### What is needed
The expected response is the full set of records, unchanged.
---*---
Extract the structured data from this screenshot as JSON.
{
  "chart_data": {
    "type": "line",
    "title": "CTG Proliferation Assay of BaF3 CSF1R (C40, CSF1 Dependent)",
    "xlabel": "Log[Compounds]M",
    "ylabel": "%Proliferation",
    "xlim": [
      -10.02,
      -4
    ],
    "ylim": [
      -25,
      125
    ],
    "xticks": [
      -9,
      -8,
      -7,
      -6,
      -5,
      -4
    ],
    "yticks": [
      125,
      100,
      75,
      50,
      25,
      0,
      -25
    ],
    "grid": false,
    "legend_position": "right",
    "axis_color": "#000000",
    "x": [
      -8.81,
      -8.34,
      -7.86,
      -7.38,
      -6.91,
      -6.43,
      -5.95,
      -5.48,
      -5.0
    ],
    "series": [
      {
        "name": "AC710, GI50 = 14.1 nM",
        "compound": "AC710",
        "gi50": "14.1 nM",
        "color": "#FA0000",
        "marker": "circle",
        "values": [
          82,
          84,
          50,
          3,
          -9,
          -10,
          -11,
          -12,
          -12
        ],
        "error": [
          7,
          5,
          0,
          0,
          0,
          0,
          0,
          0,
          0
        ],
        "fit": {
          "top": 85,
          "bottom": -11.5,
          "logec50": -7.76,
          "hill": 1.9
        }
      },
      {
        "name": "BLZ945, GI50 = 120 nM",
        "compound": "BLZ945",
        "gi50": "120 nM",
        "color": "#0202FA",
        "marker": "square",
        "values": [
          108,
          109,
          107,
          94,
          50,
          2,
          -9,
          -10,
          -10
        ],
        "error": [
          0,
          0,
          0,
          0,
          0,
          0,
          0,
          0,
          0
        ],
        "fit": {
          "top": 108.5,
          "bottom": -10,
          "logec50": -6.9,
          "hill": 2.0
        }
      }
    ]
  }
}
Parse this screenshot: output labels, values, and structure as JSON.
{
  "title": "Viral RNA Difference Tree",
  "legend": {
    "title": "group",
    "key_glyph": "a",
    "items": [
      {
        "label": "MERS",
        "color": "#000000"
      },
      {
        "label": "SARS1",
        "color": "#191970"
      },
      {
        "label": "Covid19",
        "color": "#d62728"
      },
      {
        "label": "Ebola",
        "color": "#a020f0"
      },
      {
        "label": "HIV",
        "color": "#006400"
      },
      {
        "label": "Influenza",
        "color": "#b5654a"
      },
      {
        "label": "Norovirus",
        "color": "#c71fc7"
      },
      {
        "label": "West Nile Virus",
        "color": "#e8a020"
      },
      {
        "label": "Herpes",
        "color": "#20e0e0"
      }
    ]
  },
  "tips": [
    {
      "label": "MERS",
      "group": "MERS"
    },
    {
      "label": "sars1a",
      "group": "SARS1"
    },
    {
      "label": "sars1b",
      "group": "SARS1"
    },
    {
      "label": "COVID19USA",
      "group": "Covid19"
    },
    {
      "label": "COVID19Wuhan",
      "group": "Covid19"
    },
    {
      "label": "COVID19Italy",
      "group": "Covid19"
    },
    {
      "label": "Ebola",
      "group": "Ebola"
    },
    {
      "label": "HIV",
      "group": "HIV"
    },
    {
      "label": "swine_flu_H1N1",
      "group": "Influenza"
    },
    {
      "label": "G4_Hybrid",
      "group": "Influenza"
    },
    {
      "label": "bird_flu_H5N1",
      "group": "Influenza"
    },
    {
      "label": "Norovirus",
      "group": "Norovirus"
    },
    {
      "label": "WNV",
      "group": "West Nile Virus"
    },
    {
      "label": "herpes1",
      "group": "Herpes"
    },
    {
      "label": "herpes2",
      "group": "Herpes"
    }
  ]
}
---*---
### Written solution
Extract the structured data from this screenshot as JSON.
{
  "chart_data": {
    "type": "line",
    "title": "CTG Proliferation Assay of BaF3 CSF1R (C40, CSF1 Dependent)",
    "xlabel": "Log[Compounds]M",
    "ylabel": "%Proliferation",
    "xlim": [
      -10.02,
      -4
    ],
    "ylim": [
      -25,
      125
    ],
    "xticks": [
      -9,
      -8,
      -7,
      -6,
      -5,
      -4
    ],
    "yticks": [
      125,
      100,
      75,
      50,
      25,
      0,
      -25
    ],
    "grid": false,
    "legend_position": "right",
    "axis_color": "#000000",
    "x": [
      -8.81,
      -8.34,
      -7.86,
      -7.38,
      -6.91,
      -6.43,
      -5.95,
      -5.48,
      -5.0
    ],
    "series": [
      {
        "name": "AC710, GI50 = 14.1 nM",
        "compound": "AC710",
        "gi50": "14.1 nM",
        "color": "#FA0000",
        "marker": "circle",
        "values": [
          82,
          84,
          50,
          3,
          -9,
          -10,
          -11,
          -12,
          -12
        ],
        "error": [
          7,
          5,
          0,
          0,
          0,
          0,
          0,
          0,
          0
        ],
        "fit": {
          "top": 85,
          "bottom": -11.5,
          "logec50": -7.76,
          "hill": 1.9
        }
      },
      {
        "name": "BLZ945, GI50 = 120 nM",
        "compound": "BLZ945",
        "gi50": "120 nM",
        "color": "#0202FA",
        "marker": "square",
        "values": [
          108,
          109,
          107,
          94,
          50,
          2,
          -9,
          -10,
          -10
        ],
        "error": [
          0,
          0,
          0,
          0,
          0,
          0,
          0,
          0,
          0
        ],
        "fit": {
          "top": 108.5,
          "bottom": -10,
          "logec50": -6.9,
          "hill": 2.0
        }
      }
    ]
  }
}
Parse this screenshot: output labels, values, and structure as JSON.
{
  "title": "Viral RNA Difference Tree",
  "legend": {
    "title": "group",
    "key_glyph": "a",
    "items": [
      {
        "label": "MERS",
        "color": "#000000"
      },
      {
        "label": "SARS1",
        "color": "#191970"
      },
      {
        "label": "Covid19",
        "color": "#d62728"
      },
      {
        "label": "Ebola",
        "color": "#a020f0"
      },
      {
        "label": "HIV",
        "color": "#006400"
      },
      {
        "label": "Influenza",
        "color": "#b5654a"
      },
      {
        "label": "Norovirus",
        "color": "#c71fc7"
      },
      {
        "label": "West Nile Virus",
        "color": "#e8a020"
      },
      {
        "label": "Herpes",
        "color": "#20e0e0"
      }
    ]
  },
  "tips": [
    {
      "label": "MERS",
      "group": "MERS"
    },
    {
      "label": "sars1a",
      "group": "SARS1"
    },
    {
      "label": "sars1b",
      "group": "SARS1"
    },
    {
      "label": "COVID19USA",
      "group": "Covid19"
    },
    {
      "label": "COVID19Wuhan",
      "group": "Covid19"
    },
    {
      "label": "COVID19Italy",
      "group": "Covid19"
    },
    {
      "label": "Ebola",
      "group": "Ebola"
    },
    {
      "label": "HIV",
      "group": "HIV"
    },
    {
      "label": "swine_flu_H1N1",
      "group": "Influenza"
    },
    {
      "label": "G4_Hybrid",
      "group": "Influenza"
    },
    {
      "label": "bird_flu_H5N1",
      "group": "Influenza"
    },
    {
      "label": "Norovirus",
      "group": "Norovirus"
    },
    {
      "label": "WNV",
      "group": "West Nile Virus"
    },
    {
      "label": "herpes1",
      "group": "Herpes"
    },
    {
      "label": "herpes2",
      "group": "Herpes"
    }
  ]
}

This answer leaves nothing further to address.